Non-invasive identification of calendar and cyclic ageing mechanisms for lithium-titanate-oxide batteries

Abstract Lithium-titanate-oxide (LTO) batteries are one of the most promising technologies for various types of future applications in electric mobility, stationary storage systems and hybrid applications with high-power demands due to their long cyclic stability and superior safety. This paper investigates the cyclic and calendar ageing of 43 same-typed LTO cells considering 16 different operation conditions under variation of state of charge (SOC), temperature, depth of discharge, cycle SOC range and current rate. The ageing results are presented and the relative shift in incremental capacity is analysed in order to detect degradation mechanisms, separate the influence of degradation enhancing parameters and attribute them to their origin source. Our results show that the cells exhibit a two-stage ageing mechanism with stagewise increasing degradation gradient. In the first ageing stage the anode is limiting the amount of extractable capacity while the capacity fade mainly results from cathode degradation. After a certain level of degradation is reached the cathode starts limiting the amount of extractable capacity, initiating the second ageing stage with stronger occurring capacity fading gradient. A capacity gain of up to 2.42% becomes visible for cells operated and stored in a range below 50% SOC. For these cells an extended three-stage ageing mechanism is shown to be more applicable. The degradation behaviour is then estimated using a machine learning approach based on a recurrent neural network with long short-term memory, for which the presented incremental capacity data is used as training input.

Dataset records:
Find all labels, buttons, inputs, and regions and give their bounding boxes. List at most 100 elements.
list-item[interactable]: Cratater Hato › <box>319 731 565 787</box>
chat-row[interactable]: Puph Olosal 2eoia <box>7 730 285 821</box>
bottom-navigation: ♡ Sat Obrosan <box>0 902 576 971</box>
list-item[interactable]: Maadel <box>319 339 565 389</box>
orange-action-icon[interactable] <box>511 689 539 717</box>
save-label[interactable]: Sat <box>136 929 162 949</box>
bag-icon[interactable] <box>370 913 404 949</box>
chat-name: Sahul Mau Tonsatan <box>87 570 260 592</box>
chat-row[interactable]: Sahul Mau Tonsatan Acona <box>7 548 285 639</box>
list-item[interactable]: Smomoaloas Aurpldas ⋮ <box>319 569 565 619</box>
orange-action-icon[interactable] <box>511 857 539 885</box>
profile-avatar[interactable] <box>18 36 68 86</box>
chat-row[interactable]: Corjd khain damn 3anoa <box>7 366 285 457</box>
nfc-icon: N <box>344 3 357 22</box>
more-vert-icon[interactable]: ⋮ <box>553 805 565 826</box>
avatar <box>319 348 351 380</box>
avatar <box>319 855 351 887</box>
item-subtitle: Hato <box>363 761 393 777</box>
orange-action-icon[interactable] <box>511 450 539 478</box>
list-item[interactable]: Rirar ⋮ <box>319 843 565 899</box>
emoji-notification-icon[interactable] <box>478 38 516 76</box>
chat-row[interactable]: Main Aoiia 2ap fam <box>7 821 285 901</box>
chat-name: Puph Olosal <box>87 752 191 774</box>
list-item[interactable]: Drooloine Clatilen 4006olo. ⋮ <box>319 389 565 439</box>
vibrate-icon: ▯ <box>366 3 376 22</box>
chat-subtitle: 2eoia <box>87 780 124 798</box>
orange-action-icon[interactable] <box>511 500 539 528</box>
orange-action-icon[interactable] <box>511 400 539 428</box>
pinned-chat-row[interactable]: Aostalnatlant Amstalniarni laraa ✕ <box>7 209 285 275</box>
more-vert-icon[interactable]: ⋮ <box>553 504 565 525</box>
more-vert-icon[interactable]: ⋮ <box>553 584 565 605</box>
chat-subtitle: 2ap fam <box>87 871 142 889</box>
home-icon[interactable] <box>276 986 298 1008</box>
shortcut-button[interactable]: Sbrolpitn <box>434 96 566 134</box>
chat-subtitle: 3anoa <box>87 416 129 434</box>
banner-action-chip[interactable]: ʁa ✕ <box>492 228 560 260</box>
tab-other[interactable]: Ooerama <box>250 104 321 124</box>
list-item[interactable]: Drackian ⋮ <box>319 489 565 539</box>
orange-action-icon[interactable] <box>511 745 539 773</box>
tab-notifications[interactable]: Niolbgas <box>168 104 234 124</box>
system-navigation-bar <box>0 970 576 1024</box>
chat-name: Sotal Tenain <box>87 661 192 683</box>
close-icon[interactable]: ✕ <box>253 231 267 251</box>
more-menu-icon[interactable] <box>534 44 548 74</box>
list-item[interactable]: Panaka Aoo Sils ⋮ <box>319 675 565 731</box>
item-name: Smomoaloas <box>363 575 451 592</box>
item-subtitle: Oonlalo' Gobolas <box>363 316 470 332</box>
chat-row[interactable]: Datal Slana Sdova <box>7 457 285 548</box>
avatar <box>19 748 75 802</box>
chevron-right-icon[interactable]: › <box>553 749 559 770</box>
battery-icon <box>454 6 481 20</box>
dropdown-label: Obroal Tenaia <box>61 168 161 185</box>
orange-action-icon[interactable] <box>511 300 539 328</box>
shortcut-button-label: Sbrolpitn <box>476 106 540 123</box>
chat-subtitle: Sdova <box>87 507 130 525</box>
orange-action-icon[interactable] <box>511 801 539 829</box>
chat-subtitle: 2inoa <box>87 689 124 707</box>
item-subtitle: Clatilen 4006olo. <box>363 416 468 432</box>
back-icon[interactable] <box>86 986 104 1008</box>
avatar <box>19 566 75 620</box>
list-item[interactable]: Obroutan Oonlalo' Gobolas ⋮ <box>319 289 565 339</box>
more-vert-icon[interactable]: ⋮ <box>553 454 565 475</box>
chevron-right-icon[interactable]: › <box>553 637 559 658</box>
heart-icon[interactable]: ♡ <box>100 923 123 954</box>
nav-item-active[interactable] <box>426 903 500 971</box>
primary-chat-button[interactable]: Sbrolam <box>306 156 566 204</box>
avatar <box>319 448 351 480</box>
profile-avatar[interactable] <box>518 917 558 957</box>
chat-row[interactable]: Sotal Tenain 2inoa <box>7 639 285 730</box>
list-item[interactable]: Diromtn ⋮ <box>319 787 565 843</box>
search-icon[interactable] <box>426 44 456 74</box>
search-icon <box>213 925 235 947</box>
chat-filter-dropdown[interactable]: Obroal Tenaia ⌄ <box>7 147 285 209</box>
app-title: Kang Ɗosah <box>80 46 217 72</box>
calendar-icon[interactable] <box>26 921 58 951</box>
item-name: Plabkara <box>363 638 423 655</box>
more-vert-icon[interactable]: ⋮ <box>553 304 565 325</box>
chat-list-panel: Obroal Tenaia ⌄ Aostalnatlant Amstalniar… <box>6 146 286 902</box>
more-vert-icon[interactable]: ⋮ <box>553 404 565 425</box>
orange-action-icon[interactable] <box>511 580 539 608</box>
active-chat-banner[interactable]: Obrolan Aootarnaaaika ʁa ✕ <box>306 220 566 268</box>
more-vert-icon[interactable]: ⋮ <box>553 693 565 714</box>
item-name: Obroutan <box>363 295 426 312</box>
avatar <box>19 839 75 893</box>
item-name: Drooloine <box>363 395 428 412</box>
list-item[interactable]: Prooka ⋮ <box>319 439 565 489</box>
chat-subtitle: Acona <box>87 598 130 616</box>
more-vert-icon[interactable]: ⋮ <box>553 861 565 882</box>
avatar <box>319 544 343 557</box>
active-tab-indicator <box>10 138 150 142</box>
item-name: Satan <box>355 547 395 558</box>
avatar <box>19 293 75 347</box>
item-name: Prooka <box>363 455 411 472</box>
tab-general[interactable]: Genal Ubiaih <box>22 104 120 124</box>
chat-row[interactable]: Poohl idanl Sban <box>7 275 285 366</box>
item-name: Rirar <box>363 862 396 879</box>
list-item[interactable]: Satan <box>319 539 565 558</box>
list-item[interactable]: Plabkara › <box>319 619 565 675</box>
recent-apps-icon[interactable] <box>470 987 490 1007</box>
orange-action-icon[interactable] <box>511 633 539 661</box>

* _Description of the task_
List the operating parameters that the LTO battery ageing abstract says were varied across the 16 operation conditions. The rows were taken from a separate source unrelated to the text.

* _Worked solution_
- State of charge (SOC)
- Temperature
- Depth of discharge
- Cycle SOC range
- Current rate